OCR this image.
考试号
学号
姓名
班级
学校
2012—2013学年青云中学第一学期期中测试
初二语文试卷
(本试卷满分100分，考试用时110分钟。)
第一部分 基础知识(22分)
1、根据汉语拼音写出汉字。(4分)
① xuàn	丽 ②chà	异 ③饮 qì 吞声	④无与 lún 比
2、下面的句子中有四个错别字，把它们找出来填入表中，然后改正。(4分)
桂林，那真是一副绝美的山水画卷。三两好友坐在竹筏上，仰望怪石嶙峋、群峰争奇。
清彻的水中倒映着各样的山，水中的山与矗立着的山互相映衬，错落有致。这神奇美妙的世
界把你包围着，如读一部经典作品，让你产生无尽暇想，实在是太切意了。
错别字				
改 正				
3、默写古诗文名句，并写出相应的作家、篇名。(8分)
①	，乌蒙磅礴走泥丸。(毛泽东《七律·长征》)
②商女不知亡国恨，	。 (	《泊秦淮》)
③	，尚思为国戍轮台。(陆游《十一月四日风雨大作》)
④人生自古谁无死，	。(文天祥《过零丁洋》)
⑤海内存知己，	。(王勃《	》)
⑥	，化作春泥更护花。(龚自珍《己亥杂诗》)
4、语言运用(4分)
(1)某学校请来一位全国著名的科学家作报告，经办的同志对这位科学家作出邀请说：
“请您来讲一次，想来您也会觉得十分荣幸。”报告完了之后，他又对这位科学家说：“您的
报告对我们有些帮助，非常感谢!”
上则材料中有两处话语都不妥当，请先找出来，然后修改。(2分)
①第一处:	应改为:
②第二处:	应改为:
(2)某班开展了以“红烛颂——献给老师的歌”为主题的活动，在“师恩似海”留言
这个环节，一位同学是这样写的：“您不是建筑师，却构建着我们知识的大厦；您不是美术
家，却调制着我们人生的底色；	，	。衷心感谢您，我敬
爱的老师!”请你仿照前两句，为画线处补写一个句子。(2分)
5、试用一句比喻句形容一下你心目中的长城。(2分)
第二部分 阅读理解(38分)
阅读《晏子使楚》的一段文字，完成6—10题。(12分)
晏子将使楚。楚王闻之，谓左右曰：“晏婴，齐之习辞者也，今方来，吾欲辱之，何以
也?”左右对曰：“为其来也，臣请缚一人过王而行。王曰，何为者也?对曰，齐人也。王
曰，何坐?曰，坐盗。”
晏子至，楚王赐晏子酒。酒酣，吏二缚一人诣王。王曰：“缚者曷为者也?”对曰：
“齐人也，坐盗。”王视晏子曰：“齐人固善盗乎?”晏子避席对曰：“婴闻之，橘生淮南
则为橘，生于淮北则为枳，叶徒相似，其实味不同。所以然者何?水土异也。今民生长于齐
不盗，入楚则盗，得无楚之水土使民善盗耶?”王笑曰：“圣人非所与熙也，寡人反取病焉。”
● ● ●
--- GIVEN INSTRUCTION ---
Retype the listing. Match it exactly.

--- FINISHED TASK ---
OCR this image.
考试号
学号
姓名
班级
学校
2012—2013学年青云中学第一学期期中测试
初二语文试卷
(本试卷满分100分，考试用时110分钟。)
第一部分 基础知识(22分)
1、根据汉语拼音写出汉字。(4分)
① xuàn	丽 ②chà	异 ③饮 qì 吞声	④无与 lún 比
2、下面的句子中有四个错别字，把它们找出来填入表中，然后改正。(4分)
桂林，那真是一副绝美的山水画卷。三两好友坐在竹筏上，仰望怪石嶙峋、群峰争奇。
清彻的水中倒映着各样的山，水中的山与矗立着的山互相映衬，错落有致。这神奇美妙的世
界把你包围着，如读一部经典作品，让你产生无尽暇想，实在是太切意了。
错别字				
改 正				
3、默写古诗文名句，并写出相应的作家、篇名。(8分)
①	，乌蒙磅礴走泥丸。(毛泽东《七律·长征》)
②商女不知亡国恨，	。 (	《泊秦淮》)
③	，尚思为国戍轮台。(陆游《十一月四日风雨大作》)
④人生自古谁无死，	。(文天祥《过零丁洋》)
⑤海内存知己，	。(王勃《	》)
⑥	，化作春泥更护花。(龚自珍《己亥杂诗》)
4、语言运用(4分)
(1)某学校请来一位全国著名的科学家作报告，经办的同志对这位科学家作出邀请说：
“请您来讲一次，想来您也会觉得十分荣幸。”报告完了之后，他又对这位科学家说：“您的
报告对我们有些帮助，非常感谢!”
上则材料中有两处话语都不妥当，请先找出来，然后修改。(2分)
①第一处:	应改为:
②第二处:	应改为:
(2)某班开展了以“红烛颂——献给老师的歌”为主题的活动，在“师恩似海”留言
这个环节，一位同学是这样写的：“您不是建筑师，却构建着我们知识的大厦；您不是美术
家，却调制着我们人生的底色；	，	。衷心感谢您，我敬
爱的老师!”请你仿照前两句，为画线处补写一个句子。(2分)
5、试用一句比喻句形容一下你心目中的长城。(2分)
第二部分 阅读理解(38分)
阅读《晏子使楚》的一段文字，完成6—10题。(12分)
晏子将使楚。楚王闻之，谓左右曰：“晏婴，齐之习辞者也，今方来，吾欲辱之，何以
也?”左右对曰：“为其来也，臣请缚一人过王而行。王曰，何为者也?对曰，齐人也。王
曰，何坐?曰，坐盗。”
晏子至，楚王赐晏子酒。酒酣，吏二缚一人诣王。王曰：“缚者曷为者也?”对曰：
“齐人也，坐盗。”王视晏子曰：“齐人固善盗乎?”晏子避席对曰：“婴闻之，橘生淮南
则为橘，生于淮北则为枳，叶徒相似，其实味不同。所以然者何?水土异也。今民生长于齐
不盗，入楚则盗，得无楚之水土使民善盗耶?”王笑曰：“圣人非所与熙也，寡人反取病焉。”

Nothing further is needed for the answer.